— Start —
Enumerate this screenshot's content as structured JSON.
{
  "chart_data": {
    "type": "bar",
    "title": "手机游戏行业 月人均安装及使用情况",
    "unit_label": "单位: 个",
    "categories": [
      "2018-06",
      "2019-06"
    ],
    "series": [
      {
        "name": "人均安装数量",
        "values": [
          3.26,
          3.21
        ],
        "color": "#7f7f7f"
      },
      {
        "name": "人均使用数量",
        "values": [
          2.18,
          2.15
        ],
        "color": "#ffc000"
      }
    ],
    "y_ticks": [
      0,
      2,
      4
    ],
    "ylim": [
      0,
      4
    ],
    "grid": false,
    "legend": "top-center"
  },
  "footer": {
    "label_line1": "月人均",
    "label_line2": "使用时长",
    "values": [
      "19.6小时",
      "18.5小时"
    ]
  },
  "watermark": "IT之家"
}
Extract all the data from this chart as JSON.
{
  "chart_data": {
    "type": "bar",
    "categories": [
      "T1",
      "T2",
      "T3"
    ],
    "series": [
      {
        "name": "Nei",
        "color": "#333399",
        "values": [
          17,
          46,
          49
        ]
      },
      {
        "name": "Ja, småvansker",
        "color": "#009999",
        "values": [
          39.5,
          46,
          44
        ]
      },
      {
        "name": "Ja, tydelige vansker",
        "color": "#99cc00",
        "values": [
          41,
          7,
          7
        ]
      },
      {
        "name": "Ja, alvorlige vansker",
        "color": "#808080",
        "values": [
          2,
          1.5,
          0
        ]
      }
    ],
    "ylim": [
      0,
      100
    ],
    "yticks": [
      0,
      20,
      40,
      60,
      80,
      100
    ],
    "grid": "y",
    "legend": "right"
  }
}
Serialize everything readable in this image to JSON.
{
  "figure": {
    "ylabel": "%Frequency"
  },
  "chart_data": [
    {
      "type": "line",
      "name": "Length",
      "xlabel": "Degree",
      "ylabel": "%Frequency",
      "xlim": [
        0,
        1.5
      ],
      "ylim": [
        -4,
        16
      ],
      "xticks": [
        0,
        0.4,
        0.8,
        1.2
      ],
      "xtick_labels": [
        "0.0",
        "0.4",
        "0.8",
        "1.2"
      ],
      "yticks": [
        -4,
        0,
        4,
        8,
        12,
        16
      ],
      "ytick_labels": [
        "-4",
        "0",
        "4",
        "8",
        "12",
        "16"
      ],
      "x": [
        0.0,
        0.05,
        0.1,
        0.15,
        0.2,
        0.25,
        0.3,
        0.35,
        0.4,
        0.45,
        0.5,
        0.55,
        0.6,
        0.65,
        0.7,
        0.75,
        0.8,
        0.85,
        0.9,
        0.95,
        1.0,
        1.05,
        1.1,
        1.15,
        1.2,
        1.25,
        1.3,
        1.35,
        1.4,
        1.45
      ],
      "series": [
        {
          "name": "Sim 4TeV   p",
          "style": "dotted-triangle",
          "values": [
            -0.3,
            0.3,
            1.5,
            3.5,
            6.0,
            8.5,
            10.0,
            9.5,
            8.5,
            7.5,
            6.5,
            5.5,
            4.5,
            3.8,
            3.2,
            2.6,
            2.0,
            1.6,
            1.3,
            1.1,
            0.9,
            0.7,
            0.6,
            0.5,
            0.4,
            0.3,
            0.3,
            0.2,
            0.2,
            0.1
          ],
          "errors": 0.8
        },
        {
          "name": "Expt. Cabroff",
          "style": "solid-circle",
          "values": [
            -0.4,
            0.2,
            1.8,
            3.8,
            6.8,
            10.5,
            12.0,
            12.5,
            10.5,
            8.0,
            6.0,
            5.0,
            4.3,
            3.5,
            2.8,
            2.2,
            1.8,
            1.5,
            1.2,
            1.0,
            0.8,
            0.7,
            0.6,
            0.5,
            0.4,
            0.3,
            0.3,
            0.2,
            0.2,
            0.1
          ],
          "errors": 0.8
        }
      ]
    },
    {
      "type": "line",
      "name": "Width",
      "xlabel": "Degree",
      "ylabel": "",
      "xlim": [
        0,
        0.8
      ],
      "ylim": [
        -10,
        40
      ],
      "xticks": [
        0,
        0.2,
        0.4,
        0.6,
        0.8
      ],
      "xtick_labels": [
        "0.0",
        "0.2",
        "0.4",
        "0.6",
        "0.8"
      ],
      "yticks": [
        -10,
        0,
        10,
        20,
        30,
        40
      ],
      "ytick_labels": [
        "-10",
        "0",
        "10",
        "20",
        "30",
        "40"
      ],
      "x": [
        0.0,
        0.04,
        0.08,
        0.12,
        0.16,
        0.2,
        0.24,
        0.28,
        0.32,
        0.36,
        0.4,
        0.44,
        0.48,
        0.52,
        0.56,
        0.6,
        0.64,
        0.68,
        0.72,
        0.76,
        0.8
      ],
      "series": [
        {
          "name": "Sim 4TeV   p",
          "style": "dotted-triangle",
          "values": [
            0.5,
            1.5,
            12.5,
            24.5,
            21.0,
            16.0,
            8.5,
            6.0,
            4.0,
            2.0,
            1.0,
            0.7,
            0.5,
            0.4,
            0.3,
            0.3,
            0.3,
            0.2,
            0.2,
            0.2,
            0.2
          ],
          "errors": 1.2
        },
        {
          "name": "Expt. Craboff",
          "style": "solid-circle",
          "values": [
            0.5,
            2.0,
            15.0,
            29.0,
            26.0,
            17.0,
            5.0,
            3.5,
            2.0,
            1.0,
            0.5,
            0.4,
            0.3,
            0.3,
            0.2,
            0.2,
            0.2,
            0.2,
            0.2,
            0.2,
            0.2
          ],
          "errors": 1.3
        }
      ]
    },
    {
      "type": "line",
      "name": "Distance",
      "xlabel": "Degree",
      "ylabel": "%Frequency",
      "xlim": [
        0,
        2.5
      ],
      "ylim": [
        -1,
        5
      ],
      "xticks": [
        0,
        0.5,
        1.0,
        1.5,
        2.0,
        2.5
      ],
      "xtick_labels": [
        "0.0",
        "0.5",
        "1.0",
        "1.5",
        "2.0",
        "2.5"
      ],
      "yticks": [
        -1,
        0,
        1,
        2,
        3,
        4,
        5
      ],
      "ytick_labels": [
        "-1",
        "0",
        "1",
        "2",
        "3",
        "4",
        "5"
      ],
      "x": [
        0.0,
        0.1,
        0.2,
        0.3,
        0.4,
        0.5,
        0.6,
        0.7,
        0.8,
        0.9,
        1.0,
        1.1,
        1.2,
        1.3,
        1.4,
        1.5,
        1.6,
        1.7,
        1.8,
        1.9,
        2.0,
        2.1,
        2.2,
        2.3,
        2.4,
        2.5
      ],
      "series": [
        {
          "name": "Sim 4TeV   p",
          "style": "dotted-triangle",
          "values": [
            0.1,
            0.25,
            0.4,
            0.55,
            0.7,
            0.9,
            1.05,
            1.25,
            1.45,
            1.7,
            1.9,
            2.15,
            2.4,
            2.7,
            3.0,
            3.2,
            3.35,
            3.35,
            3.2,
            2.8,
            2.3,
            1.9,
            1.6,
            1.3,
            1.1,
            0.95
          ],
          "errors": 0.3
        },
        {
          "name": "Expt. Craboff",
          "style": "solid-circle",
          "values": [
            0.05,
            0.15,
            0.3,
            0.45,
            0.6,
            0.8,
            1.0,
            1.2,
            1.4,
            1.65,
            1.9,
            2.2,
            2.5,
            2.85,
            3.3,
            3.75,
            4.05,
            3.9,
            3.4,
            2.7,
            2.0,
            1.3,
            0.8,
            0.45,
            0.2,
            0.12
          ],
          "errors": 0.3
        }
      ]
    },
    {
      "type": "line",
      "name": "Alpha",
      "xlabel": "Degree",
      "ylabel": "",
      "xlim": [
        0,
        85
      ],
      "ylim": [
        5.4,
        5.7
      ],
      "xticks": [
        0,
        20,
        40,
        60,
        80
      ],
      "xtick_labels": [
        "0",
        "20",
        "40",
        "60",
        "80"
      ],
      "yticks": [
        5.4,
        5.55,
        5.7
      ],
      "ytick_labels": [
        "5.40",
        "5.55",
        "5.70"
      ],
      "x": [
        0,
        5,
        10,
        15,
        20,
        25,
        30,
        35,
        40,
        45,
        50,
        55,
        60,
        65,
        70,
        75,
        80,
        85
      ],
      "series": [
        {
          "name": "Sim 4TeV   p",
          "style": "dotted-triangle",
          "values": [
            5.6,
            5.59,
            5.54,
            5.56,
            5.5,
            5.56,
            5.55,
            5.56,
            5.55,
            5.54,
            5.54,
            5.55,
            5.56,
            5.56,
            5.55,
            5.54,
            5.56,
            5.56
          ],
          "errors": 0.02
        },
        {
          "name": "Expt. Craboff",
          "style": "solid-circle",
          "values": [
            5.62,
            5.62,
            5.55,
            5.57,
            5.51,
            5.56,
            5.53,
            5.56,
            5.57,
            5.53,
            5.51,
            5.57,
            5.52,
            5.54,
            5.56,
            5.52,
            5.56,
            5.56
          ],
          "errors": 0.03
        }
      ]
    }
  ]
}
— End —
__Objective__
Copy every line in the listing above where the string "this" turns up.

__Task result__
Enumerate this screenshot's content as structured JSON.
Extract all the data from this chart as JSON.
Serialize everything readable in this image to JSON.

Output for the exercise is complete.